-- Input start --
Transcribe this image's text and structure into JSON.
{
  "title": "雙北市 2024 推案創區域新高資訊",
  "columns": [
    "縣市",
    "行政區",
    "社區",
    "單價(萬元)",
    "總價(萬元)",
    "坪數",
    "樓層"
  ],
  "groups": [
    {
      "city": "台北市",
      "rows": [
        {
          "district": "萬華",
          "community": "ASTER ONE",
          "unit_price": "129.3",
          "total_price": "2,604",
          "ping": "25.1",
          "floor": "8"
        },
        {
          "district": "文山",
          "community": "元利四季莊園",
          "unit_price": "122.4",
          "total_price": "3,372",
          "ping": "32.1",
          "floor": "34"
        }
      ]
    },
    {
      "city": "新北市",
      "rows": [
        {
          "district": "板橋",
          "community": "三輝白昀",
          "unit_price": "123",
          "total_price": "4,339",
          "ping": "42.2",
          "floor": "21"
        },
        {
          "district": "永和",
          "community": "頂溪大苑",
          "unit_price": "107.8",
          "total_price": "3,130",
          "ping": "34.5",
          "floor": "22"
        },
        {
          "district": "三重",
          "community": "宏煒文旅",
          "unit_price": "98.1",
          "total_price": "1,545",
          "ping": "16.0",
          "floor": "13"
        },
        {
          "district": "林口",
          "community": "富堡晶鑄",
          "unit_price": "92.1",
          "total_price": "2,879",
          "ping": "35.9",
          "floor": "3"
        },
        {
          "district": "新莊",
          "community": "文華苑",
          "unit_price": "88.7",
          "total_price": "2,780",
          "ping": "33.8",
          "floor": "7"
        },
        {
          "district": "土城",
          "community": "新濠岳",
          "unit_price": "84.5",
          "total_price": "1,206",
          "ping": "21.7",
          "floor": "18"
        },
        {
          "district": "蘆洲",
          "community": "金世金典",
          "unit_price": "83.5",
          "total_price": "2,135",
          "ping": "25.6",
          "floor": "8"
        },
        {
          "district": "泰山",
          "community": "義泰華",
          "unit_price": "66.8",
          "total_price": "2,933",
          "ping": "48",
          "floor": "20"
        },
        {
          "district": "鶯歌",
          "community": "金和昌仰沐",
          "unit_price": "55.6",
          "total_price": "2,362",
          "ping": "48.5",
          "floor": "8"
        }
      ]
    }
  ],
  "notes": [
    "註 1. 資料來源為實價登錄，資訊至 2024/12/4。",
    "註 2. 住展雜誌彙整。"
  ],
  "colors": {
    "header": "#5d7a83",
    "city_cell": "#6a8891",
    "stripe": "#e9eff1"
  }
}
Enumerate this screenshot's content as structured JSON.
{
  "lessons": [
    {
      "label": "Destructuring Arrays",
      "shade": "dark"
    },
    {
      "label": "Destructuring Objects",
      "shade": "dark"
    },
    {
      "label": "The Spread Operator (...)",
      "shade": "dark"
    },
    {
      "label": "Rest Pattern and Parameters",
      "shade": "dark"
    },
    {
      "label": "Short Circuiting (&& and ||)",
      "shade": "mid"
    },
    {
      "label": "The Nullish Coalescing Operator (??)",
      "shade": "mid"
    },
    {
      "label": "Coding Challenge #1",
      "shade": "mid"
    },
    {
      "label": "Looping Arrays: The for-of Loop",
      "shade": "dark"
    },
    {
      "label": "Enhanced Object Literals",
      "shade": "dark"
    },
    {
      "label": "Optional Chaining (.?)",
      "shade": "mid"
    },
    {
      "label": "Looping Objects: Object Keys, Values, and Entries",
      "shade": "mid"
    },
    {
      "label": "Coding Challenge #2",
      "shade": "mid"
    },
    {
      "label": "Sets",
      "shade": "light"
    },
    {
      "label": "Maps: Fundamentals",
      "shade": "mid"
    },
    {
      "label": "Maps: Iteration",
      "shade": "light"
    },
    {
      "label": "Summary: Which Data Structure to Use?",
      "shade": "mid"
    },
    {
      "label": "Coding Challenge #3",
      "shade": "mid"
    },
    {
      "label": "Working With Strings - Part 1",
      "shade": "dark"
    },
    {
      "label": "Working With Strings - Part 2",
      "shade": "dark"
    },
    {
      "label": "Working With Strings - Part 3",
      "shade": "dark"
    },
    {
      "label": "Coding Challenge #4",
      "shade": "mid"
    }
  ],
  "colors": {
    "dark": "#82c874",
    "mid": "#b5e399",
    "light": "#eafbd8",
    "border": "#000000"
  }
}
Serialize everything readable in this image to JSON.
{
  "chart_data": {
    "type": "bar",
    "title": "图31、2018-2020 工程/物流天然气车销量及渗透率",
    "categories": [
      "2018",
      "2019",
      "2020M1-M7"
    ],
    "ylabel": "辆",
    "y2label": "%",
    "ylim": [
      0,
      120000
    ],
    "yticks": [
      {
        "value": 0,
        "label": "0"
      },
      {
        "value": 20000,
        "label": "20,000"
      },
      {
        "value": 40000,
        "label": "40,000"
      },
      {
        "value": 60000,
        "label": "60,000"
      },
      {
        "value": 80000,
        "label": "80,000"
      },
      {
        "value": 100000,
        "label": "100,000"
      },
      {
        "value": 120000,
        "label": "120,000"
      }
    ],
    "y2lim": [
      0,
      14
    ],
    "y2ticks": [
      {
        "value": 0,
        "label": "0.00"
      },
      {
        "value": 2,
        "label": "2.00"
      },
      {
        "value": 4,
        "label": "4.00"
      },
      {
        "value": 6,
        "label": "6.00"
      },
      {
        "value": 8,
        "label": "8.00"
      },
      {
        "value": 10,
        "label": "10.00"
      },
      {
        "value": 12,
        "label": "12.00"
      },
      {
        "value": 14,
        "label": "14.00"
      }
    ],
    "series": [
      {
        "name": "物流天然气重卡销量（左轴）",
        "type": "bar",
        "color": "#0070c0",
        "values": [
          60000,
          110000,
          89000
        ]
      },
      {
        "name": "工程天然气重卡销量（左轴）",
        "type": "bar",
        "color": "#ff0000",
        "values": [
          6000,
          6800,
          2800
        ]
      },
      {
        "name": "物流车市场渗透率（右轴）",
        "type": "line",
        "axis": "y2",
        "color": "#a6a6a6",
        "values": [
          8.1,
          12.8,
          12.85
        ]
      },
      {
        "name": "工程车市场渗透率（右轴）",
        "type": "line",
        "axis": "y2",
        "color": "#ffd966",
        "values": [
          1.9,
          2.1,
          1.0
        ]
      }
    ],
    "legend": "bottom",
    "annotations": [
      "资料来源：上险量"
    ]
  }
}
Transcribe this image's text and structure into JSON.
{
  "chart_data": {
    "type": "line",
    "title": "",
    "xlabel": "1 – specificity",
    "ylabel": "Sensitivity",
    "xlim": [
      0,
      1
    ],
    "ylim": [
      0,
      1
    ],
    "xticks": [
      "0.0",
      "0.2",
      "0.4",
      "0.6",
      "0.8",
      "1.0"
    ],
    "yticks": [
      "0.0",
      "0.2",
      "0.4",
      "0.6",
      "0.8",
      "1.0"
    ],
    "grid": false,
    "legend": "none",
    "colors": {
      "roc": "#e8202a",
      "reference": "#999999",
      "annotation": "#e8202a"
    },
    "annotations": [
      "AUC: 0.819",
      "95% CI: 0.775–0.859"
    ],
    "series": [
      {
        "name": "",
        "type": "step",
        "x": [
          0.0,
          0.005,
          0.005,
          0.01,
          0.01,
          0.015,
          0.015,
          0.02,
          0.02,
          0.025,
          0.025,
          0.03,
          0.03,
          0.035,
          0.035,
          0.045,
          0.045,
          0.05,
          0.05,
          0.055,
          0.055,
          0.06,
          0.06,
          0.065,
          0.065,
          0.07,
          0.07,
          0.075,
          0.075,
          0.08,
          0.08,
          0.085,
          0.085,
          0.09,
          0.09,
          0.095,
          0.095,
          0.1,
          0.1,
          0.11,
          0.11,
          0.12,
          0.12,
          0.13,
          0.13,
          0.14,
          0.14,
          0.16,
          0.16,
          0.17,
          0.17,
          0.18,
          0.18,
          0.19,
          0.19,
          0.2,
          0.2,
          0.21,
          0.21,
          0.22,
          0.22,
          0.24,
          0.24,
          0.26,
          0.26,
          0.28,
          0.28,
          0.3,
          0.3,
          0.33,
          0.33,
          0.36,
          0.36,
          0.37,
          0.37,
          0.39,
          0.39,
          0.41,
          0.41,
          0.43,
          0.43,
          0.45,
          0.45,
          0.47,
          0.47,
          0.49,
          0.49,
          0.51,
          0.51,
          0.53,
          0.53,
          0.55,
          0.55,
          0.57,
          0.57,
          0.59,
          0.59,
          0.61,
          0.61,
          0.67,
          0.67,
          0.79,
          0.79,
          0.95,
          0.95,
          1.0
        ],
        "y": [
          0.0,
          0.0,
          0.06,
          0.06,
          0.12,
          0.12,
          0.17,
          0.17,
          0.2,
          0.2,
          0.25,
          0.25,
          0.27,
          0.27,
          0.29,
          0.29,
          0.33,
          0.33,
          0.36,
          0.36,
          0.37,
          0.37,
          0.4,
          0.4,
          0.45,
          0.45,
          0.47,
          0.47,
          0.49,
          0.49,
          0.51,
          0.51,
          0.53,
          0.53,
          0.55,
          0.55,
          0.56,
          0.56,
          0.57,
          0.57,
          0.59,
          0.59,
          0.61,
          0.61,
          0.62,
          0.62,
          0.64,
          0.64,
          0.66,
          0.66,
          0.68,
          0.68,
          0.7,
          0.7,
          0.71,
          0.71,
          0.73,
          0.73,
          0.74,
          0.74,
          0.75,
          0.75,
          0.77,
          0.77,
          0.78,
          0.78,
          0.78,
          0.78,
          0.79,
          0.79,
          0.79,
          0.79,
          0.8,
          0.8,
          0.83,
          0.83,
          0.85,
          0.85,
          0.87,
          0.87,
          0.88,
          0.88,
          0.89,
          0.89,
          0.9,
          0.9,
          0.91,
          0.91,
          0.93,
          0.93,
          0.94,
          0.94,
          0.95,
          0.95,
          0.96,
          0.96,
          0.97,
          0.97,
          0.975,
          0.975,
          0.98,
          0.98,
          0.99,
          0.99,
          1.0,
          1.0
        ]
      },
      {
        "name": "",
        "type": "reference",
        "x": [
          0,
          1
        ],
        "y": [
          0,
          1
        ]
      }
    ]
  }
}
-- Input end --
• The request:
Check every line of the records above for the string "Working" and say how many contain it, giving the number alone.

• Right answer:
3